Given instruction: Search the data below for the word "Luis" and copy each line that holds it.

Records shown:
┄┄┄┄┄┄┄┄┄┄

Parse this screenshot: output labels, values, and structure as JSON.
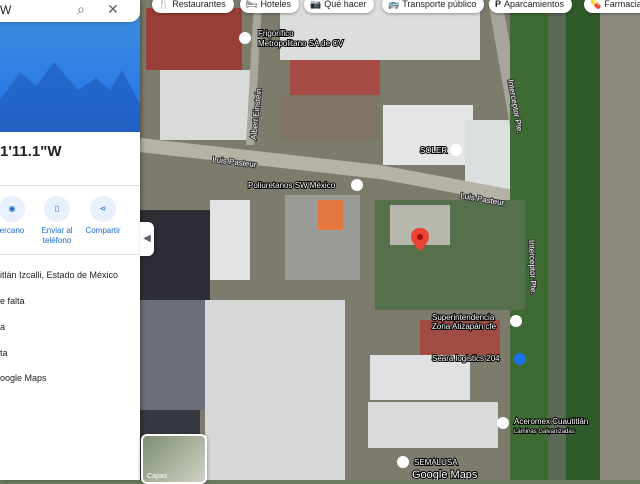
{
  "search": {
    "query": "W"
  },
  "place": {
    "coords_partial": "1'11.1\"W"
  },
  "actions": [
    {
      "label": "ercano"
    },
    {
      "label": "Enviar al teléfono"
    },
    {
      "label": "Compartir"
    }
  ],
  "info_rows": [
    {
      "text": "itlán Izcalli, Estado de México"
    },
    {
      "text": "e falta"
    },
    {
      "text": "a"
    },
    {
      "text": "ta"
    },
    {
      "text": "oogle Maps"
    }
  ],
  "chips": [
    {
      "label": "Restaurantes",
      "icon": "utensils-icon"
    },
    {
      "label": "Hoteles",
      "icon": "bed-icon"
    },
    {
      "label": "Qué hacer",
      "icon": "camera-icon"
    },
    {
      "label": "Transporte público",
      "icon": "bus-icon"
    },
    {
      "label": "Aparcamientos",
      "icon": "parking-icon"
    },
    {
      "label": "Farmacia",
      "icon": "pharmacy-icon"
    }
  ],
  "map_labels": {
    "frigorifico_1": "Frigorífico",
    "frigorifico_2": "Metropolitano SA de CV",
    "soler": "SOLER",
    "poliuretanos": "Poliuretanos SW México",
    "luis_pasteur_1": "Luis Pasteur",
    "luis_pasteur_2": "Luis Pasteur",
    "albert_einstein": "Albert Einstein",
    "interceptor_1": "Interceptor Pte.",
    "interceptor_2": "Interceptor Pte.",
    "superintendencia_1": "Superintendencia",
    "superintendencia_2": "Zona Atizapán cfe",
    "seara": "Seara logistics 204",
    "aceromex_1": "Aceromex Cuautitlán",
    "aceromex_2": "Láminas Galvanizadas",
    "semalusa": "SEMALUSA",
    "google_maps": "Google Maps"
  },
  "layers_label": "Capas",
  "colors": {
    "accent": "#1a73e8",
    "pin": "#ea4335",
    "action_bg": "#e8f0fe"
  }
}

┄┄┄┄┄┄┄┄┄┄

Written response:
    "luis_pasteur_1": "Luis Pasteur",
    "luis_pasteur_2": "Luis Pasteur",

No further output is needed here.